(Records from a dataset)
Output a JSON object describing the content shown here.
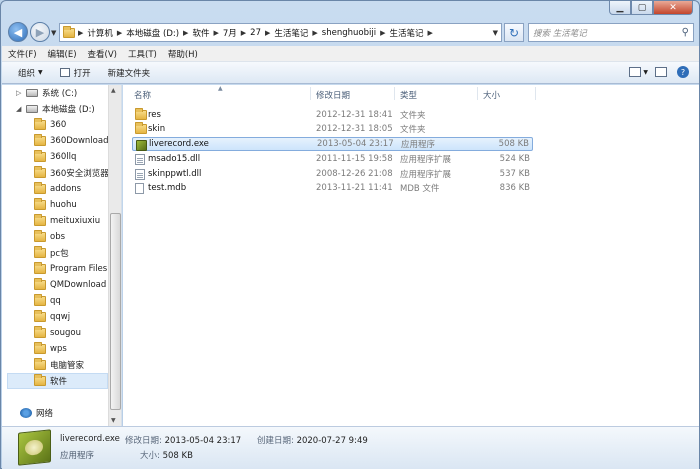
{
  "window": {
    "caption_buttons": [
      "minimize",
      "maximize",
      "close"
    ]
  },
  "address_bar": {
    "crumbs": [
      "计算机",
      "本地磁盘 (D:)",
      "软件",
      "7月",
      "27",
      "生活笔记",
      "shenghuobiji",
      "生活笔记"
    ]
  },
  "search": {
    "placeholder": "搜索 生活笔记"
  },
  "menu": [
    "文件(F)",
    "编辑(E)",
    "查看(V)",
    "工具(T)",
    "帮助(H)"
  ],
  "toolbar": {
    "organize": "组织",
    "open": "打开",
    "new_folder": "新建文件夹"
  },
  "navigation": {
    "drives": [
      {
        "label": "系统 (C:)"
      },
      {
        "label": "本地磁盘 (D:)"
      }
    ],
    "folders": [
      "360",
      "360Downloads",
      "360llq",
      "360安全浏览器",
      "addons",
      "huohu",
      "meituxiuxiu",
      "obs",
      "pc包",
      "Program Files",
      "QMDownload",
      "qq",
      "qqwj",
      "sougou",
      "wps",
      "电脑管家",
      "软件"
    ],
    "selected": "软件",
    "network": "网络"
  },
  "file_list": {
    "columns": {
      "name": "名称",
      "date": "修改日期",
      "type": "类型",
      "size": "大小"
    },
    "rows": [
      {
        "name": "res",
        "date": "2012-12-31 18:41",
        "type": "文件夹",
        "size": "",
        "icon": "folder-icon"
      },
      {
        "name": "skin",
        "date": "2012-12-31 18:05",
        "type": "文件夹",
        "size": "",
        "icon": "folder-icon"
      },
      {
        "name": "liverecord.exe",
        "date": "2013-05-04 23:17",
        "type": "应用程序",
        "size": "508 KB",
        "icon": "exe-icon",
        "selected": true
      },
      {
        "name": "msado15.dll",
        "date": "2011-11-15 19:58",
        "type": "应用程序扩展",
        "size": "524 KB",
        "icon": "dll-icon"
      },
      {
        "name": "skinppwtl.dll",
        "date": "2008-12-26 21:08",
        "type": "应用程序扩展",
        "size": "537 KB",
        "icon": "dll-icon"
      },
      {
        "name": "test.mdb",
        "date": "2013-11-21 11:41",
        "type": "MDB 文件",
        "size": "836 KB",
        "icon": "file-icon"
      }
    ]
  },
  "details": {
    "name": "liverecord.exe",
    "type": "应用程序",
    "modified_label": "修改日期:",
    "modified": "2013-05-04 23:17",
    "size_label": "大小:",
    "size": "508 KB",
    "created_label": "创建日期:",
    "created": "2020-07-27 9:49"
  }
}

**PROBLEM STATEMENT:** Repeat everything in the records precisely. Images are excluded from the copy.

**FINAL RESULT:**
Output a JSON object describing the content shown here.
{
  "window": {
    "caption_buttons": [
      "minimize",
      "maximize",
      "close"
    ]
  },
  "address_bar": {
    "crumbs": [
      "计算机",
      "本地磁盘 (D:)",
      "软件",
      "7月",
      "27",
      "生活笔记",
      "shenghuobiji",
      "生活笔记"
    ]
  },
  "search": {
    "placeholder": "搜索 生活笔记"
  },
  "menu": [
    "文件(F)",
    "编辑(E)",
    "查看(V)",
    "工具(T)",
    "帮助(H)"
  ],
  "toolbar": {
    "organize": "组织",
    "open": "打开",
    "new_folder": "新建文件夹"
  },
  "navigation": {
    "drives": [
      {
        "label": "系统 (C:)"
      },
      {
        "label": "本地磁盘 (D:)"
      }
    ],
    "folders": [
      "360",
      "360Downloads",
      "360llq",
      "360安全浏览器",
      "addons",
      "huohu",
      "meituxiuxiu",
      "obs",
      "pc包",
      "Program Files",
      "QMDownload",
      "qq",
      "qqwj",
      "sougou",
      "wps",
      "电脑管家",
      "软件"
    ],
    "selected": "软件",
    "network": "网络"
  },
  "file_list": {
    "columns": {
      "name": "名称",
      "date": "修改日期",
      "type": "类型",
      "size": "大小"
    },
    "rows": [
      {
        "name": "res",
        "date": "2012-12-31 18:41",
        "type": "文件夹",
        "size": "",
        "icon": "folder-icon"
      },
      {
        "name": "skin",
        "date": "2012-12-31 18:05",
        "type": "文件夹",
        "size": "",
        "icon": "folder-icon"
      },
      {
        "name": "liverecord.exe",
        "date": "2013-05-04 23:17",
        "type": "应用程序",
        "size": "508 KB",
        "icon": "exe-icon",
        "selected": true
      },
      {
        "name": "msado15.dll",
        "date": "2011-11-15 19:58",
        "type": "应用程序扩展",
        "size": "524 KB",
        "icon": "dll-icon"
      },
      {
        "name": "skinppwtl.dll",
        "date": "2008-12-26 21:08",
        "type": "应用程序扩展",
        "size": "537 KB",
        "icon": "dll-icon"
      },
      {
        "name": "test.mdb",
        "date": "2013-11-21 11:41",
        "type": "MDB 文件",
        "size": "836 KB",
        "icon": "file-icon"
      }
    ]
  },
  "details": {
    "name": "liverecord.exe",
    "type": "应用程序",
    "modified_label": "修改日期:",
    "modified": "2013-05-04 23:17",
    "size_label": "大小:",
    "size": "508 KB",
    "created_label": "创建日期:",
    "created": "2020-07-27 9:49"
  }
}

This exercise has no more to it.